• Exercise task: All the data should be repeated exactly. Any image in it is left out.

• Dataset rows:

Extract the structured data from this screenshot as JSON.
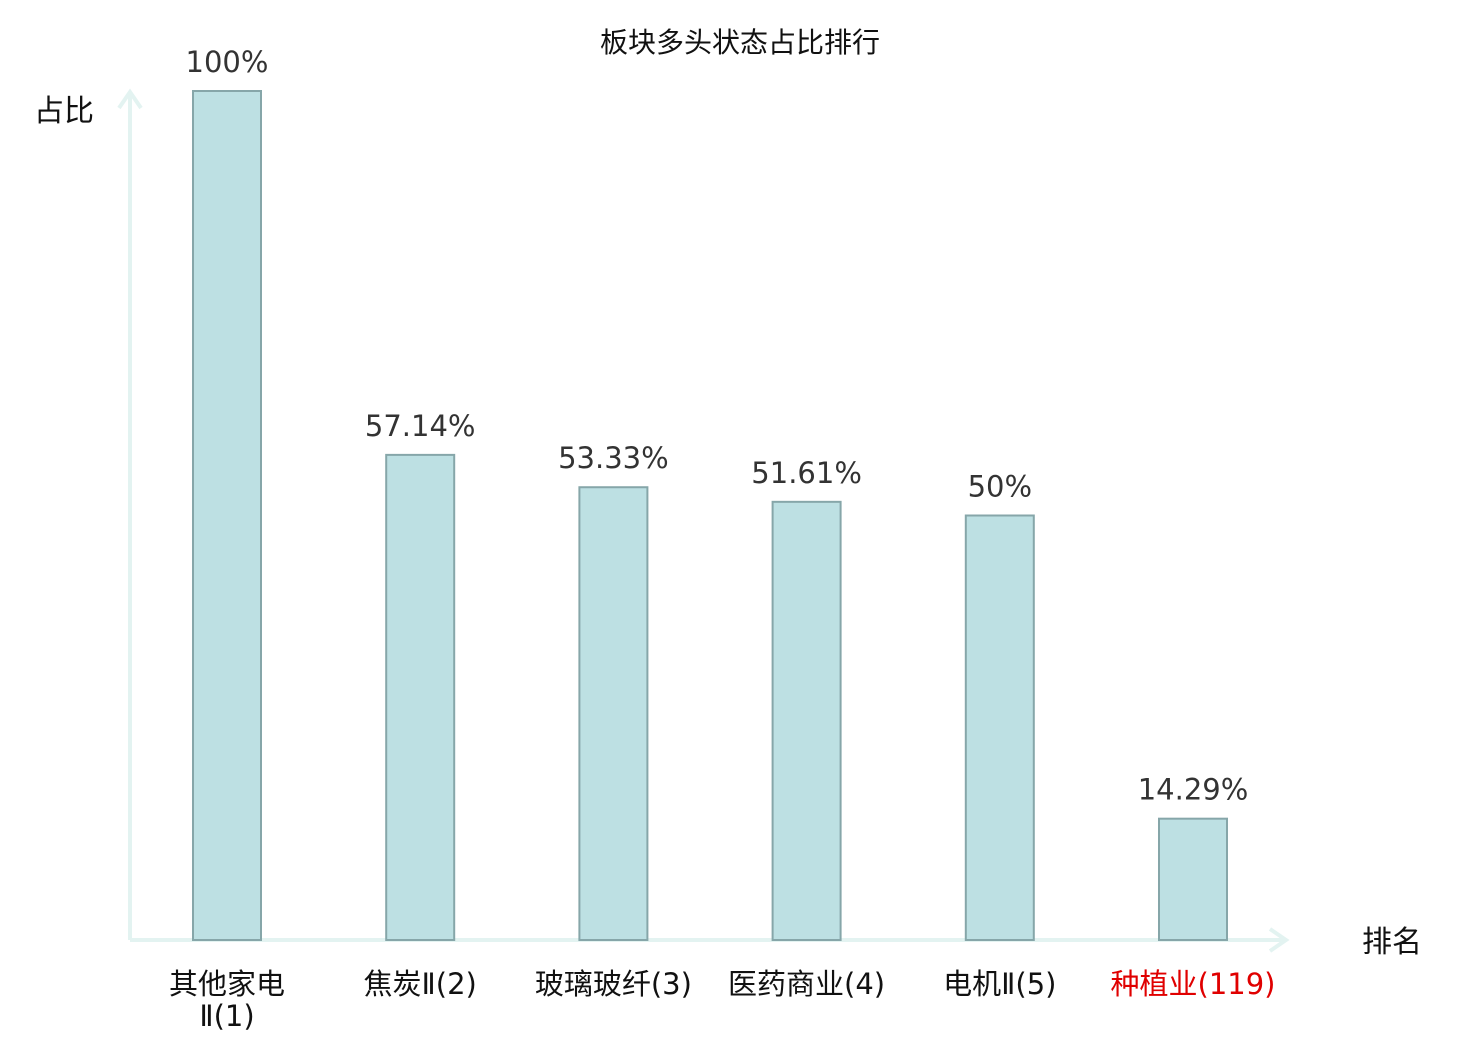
{
  "chart_data": {
    "type": "bar",
    "title": "板块多头状态占比排行",
    "ylabel": "占比",
    "xlabel": "排名",
    "ylim": [
      0,
      100
    ],
    "grid": false,
    "categories": [
      {
        "lines": [
          "其他家电",
          "Ⅱ(1)"
        ],
        "highlight": false
      },
      {
        "lines": [
          "焦炭Ⅱ(2)"
        ],
        "highlight": false
      },
      {
        "lines": [
          "玻璃玻纤(3)"
        ],
        "highlight": false
      },
      {
        "lines": [
          "医药商业(4)"
        ],
        "highlight": false
      },
      {
        "lines": [
          "电机Ⅱ(5)"
        ],
        "highlight": false
      },
      {
        "lines": [
          "种植业(119)"
        ],
        "highlight": true
      }
    ],
    "values": [
      100,
      57.14,
      53.33,
      51.61,
      50,
      14.29
    ],
    "value_labels": [
      "100%",
      "57.14%",
      "53.33%",
      "51.61%",
      "50%",
      "14.29%"
    ],
    "colors": {
      "bar_fill": "#bde0e3",
      "bar_stroke": "#86a6a9",
      "axis": "#e3f3f1",
      "text": "#111111",
      "value_text": "#333333",
      "highlight_text": "#e00000"
    }
  }
}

• Answer:
Extract the structured data from this screenshot as JSON.
{
  "chart_data": {
    "type": "bar",
    "title": "板块多头状态占比排行",
    "ylabel": "占比",
    "xlabel": "排名",
    "ylim": [
      0,
      100
    ],
    "grid": false,
    "categories": [
      {
        "lines": [
          "其他家电",
          "Ⅱ(1)"
        ],
        "highlight": false
      },
      {
        "lines": [
          "焦炭Ⅱ(2)"
        ],
        "highlight": false
      },
      {
        "lines": [
          "玻璃玻纤(3)"
        ],
        "highlight": false
      },
      {
        "lines": [
          "医药商业(4)"
        ],
        "highlight": false
      },
      {
        "lines": [
          "电机Ⅱ(5)"
        ],
        "highlight": false
      },
      {
        "lines": [
          "种植业(119)"
        ],
        "highlight": true
      }
    ],
    "values": [
      100,
      57.14,
      53.33,
      51.61,
      50,
      14.29
    ],
    "value_labels": [
      "100%",
      "57.14%",
      "53.33%",
      "51.61%",
      "50%",
      "14.29%"
    ],
    "colors": {
      "bar_fill": "#bde0e3",
      "bar_stroke": "#86a6a9",
      "axis": "#e3f3f1",
      "text": "#111111",
      "value_text": "#333333",
      "highlight_text": "#e00000"
    }
  }
}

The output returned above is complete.